• Layout records:

+++

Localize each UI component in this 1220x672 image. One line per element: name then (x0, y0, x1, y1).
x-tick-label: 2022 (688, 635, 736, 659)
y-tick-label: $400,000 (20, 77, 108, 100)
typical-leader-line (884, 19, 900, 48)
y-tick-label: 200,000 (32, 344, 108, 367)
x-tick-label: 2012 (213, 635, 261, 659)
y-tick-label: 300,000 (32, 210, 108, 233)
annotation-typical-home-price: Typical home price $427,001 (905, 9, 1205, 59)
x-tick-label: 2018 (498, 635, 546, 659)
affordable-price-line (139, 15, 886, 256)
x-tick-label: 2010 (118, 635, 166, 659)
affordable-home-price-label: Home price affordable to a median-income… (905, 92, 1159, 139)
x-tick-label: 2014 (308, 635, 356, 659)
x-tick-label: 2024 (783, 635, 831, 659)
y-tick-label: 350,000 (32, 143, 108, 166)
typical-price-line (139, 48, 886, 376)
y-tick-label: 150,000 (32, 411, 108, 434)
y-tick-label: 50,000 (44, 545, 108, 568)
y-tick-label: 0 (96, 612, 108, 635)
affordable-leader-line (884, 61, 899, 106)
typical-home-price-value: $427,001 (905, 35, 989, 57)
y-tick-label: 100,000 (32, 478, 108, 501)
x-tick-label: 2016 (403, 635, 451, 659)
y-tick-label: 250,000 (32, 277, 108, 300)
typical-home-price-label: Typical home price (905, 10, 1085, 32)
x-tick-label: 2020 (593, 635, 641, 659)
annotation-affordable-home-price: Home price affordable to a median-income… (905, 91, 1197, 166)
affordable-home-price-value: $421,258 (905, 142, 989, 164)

+++

• EXERCISE INSTRUCTIONS: Put the lines above into a numbered list, skipping any blank lines.

• ANSWER TO THE TASK:
1. Localize each UI component in this 1220x672 image. One line per element: name then (x0, y0, x1, y1).
2. x-tick-label: 2022 (688, 635, 736, 659)
3. y-tick-label: $400,000 (20, 77, 108, 100)
4. typical-leader-line (884, 19, 900, 48)
5. y-tick-label: 200,000 (32, 344, 108, 367)
6. x-tick-label: 2012 (213, 635, 261, 659)
7. y-tick-label: 300,000 (32, 210, 108, 233)
8. annotation-typical-home-price: Typical home price $427,001 (905, 9, 1205, 59)
9. x-tick-label: 2018 (498, 635, 546, 659)
10. affordable-price-line (139, 15, 886, 256)
11. x-tick-label: 2010 (118, 635, 166, 659)
12. affordable-home-price-label: Home price affordable to a median-income… (905, 92, 1159, 139)
13. x-tick-label: 2014 (308, 635, 356, 659)
14. x-tick-label: 2024 (783, 635, 831, 659)
15. y-tick-label: 350,000 (32, 143, 108, 166)
16. typical-price-line (139, 48, 886, 376)
17. y-tick-label: 150,000 (32, 411, 108, 434)
18. y-tick-label: 50,000 (44, 545, 108, 568)
19. y-tick-label: 0 (96, 612, 108, 635)
20. affordable-leader-line (884, 61, 899, 106)
21. typical-home-price-value: $427,001 (905, 35, 989, 57)
22. y-tick-label: 100,000 (32, 478, 108, 501)
23. x-tick-label: 2016 (403, 635, 451, 659)
24. y-tick-label: 250,000 (32, 277, 108, 300)
25. typical-home-price-label: Typical home price (905, 10, 1085, 32)
26. x-tick-label: 2020 (593, 635, 641, 659)
27. annotation-affordable-home-price: Home price affordable to a median-income… (905, 91, 1197, 166)
28. affordable-home-price-value: $421,258 (905, 142, 989, 164)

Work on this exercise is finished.